## Instructions to follow
Faithfully return all lines, omitting every embedded picture.
====
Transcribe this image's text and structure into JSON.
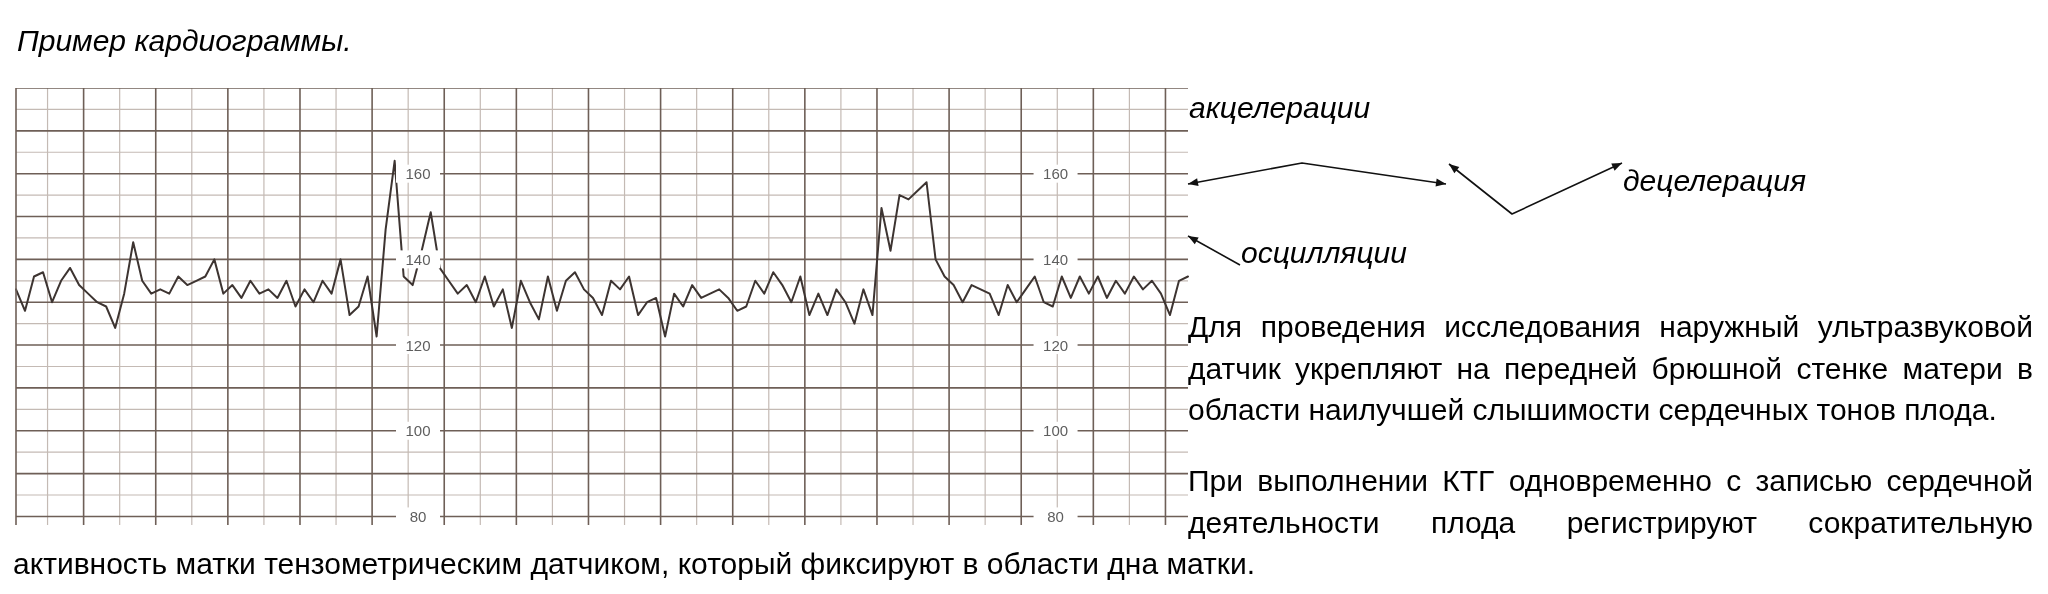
{
  "chart_data": {
    "type": "line",
    "title": "Пример кардиограммы.",
    "annotations": [
      "акцелерации",
      "децелерация",
      "осцилляции",
      "Для проведения исследования наружный ультразвуковой датчик укрепляют на передней брюшной стенке матери в области наилучшей слышимости сердечных тонов плода.",
      "При выполнении КТГ одновременно с записью сердечной деятельности плода регистрируют сократительную",
      "активность матки тензометрическим датчиком, который фиксируют в области дна матки."
    ],
    "categories": [
      null,
      null,
      null,
      null,
      null,
      null,
      null,
      null,
      null,
      null,
      null,
      null,
      null,
      null,
      null,
      null,
      null,
      null,
      null,
      null,
      null,
      null,
      null,
      null,
      null,
      null,
      null,
      null,
      null,
      null,
      null,
      null,
      null,
      null,
      null,
      null,
      null,
      null,
      null,
      null,
      null,
      null,
      null,
      null,
      null,
      null,
      null,
      null,
      null,
      null,
      null,
      null,
      null,
      null,
      null,
      null,
      null,
      null,
      null,
      null,
      null,
      null,
      null,
      null,
      null,
      null,
      null,
      null,
      null,
      null,
      null,
      null,
      null,
      null,
      null,
      null,
      null,
      null,
      null,
      null,
      null,
      null,
      null,
      null,
      null,
      null,
      null,
      null,
      null,
      null,
      null,
      null,
      null,
      null,
      null,
      null,
      null,
      null,
      null,
      null,
      null,
      null,
      null,
      null,
      null,
      null,
      null,
      null,
      null,
      null,
      null,
      null,
      null,
      null,
      null,
      null,
      null,
      null,
      null,
      null,
      null,
      null,
      null,
      null,
      null,
      null,
      null,
      null,
      null,
      null,
      null
    ],
    "values": [
      133,
      128,
      136,
      137,
      130,
      135,
      138,
      134,
      132,
      130,
      129,
      124,
      132,
      144,
      135,
      132,
      133,
      132,
      136,
      134,
      135,
      136,
      140,
      132,
      134,
      131,
      135,
      132,
      133,
      131,
      135,
      129,
      133,
      130,
      135,
      132,
      140,
      127,
      129,
      136,
      122,
      147,
      163,
      136,
      134,
      142,
      151,
      138,
      135,
      132,
      134,
      130,
      136,
      129,
      133,
      124,
      135,
      130,
      126,
      136,
      128,
      135,
      137,
      133,
      131,
      127,
      135,
      133,
      136,
      127,
      130,
      131,
      122,
      132,
      129,
      134,
      131,
      132,
      133,
      131,
      128,
      129,
      135,
      132,
      137,
      134,
      130,
      136,
      127,
      132,
      127,
      133,
      130,
      125,
      133,
      127,
      152,
      142,
      155,
      154,
      156,
      158,
      140,
      136,
      134,
      130,
      134,
      133,
      132,
      127,
      134,
      130,
      133,
      136,
      130,
      129,
      136,
      131,
      136,
      132,
      136,
      131,
      135,
      132,
      136,
      133,
      135,
      132,
      127,
      135,
      136
    ],
    "color": "#3d3431",
    "ylim": [
      78,
      180
    ],
    "yticks": [
      80,
      {
        "value": 90,
        "label": null
      },
      100,
      {
        "value": 110,
        "label": null
      },
      120,
      {
        "value": 130,
        "label": null
      },
      140,
      {
        "value": 150,
        "label": null
      },
      160,
      {
        "value": 170,
        "label": null
      },
      {
        "value": 180,
        "label": null
      }
    ],
    "y2lim": [
      78,
      180
    ],
    "y2ticks": [
      80,
      100,
      120,
      140,
      160
    ],
    "grid": true,
    "tick_labels": "y"
  }
}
====
## Answer to this problem
Transcribe this image's text and structure into JSON.
{
  "chart_data": {
    "type": "line",
    "title": "Пример кардиограммы.",
    "annotations": [
      "акцелерации",
      "децелерация",
      "осцилляции",
      "Для проведения исследования наружный ультразвуковой датчик укрепляют на передней брюшной стенке матери в области наилучшей слышимости сердечных тонов плода.",
      "При выполнении КТГ одновременно с записью сердечной деятельности плода регистрируют сократительную",
      "активность матки тензометрическим датчиком, который фиксируют в области дна матки."
    ],
    "categories": [
      null,
      null,
      null,
      null,
      null,
      null,
      null,
      null,
      null,
      null,
      null,
      null,
      null,
      null,
      null,
      null,
      null,
      null,
      null,
      null,
      null,
      null,
      null,
      null,
      null,
      null,
      null,
      null,
      null,
      null,
      null,
      null,
      null,
      null,
      null,
      null,
      null,
      null,
      null,
      null,
      null,
      null,
      null,
      null,
      null,
      null,
      null,
      null,
      null,
      null,
      null,
      null,
      null,
      null,
      null,
      null,
      null,
      null,
      null,
      null,
      null,
      null,
      null,
      null,
      null,
      null,
      null,
      null,
      null,
      null,
      null,
      null,
      null,
      null,
      null,
      null,
      null,
      null,
      null,
      null,
      null,
      null,
      null,
      null,
      null,
      null,
      null,
      null,
      null,
      null,
      null,
      null,
      null,
      null,
      null,
      null,
      null,
      null,
      null,
      null,
      null,
      null,
      null,
      null,
      null,
      null,
      null,
      null,
      null,
      null,
      null,
      null,
      null,
      null,
      null,
      null,
      null,
      null,
      null,
      null,
      null,
      null,
      null,
      null,
      null,
      null,
      null,
      null,
      null,
      null,
      null
    ],
    "values": [
      133,
      128,
      136,
      137,
      130,
      135,
      138,
      134,
      132,
      130,
      129,
      124,
      132,
      144,
      135,
      132,
      133,
      132,
      136,
      134,
      135,
      136,
      140,
      132,
      134,
      131,
      135,
      132,
      133,
      131,
      135,
      129,
      133,
      130,
      135,
      132,
      140,
      127,
      129,
      136,
      122,
      147,
      163,
      136,
      134,
      142,
      151,
      138,
      135,
      132,
      134,
      130,
      136,
      129,
      133,
      124,
      135,
      130,
      126,
      136,
      128,
      135,
      137,
      133,
      131,
      127,
      135,
      133,
      136,
      127,
      130,
      131,
      122,
      132,
      129,
      134,
      131,
      132,
      133,
      131,
      128,
      129,
      135,
      132,
      137,
      134,
      130,
      136,
      127,
      132,
      127,
      133,
      130,
      125,
      133,
      127,
      152,
      142,
      155,
      154,
      156,
      158,
      140,
      136,
      134,
      130,
      134,
      133,
      132,
      127,
      134,
      130,
      133,
      136,
      130,
      129,
      136,
      131,
      136,
      132,
      136,
      131,
      135,
      132,
      136,
      133,
      135,
      132,
      127,
      135,
      136
    ],
    "color": "#3d3431",
    "ylim": [
      78,
      180
    ],
    "yticks": [
      80,
      {
        "value": 90,
        "label": null
      },
      100,
      {
        "value": 110,
        "label": null
      },
      120,
      {
        "value": 130,
        "label": null
      },
      140,
      {
        "value": 150,
        "label": null
      },
      160,
      {
        "value": 170,
        "label": null
      },
      {
        "value": 180,
        "label": null
      }
    ],
    "y2lim": [
      78,
      180
    ],
    "y2ticks": [
      80,
      100,
      120,
      140,
      160
    ],
    "grid": true,
    "tick_labels": "y"
  }
}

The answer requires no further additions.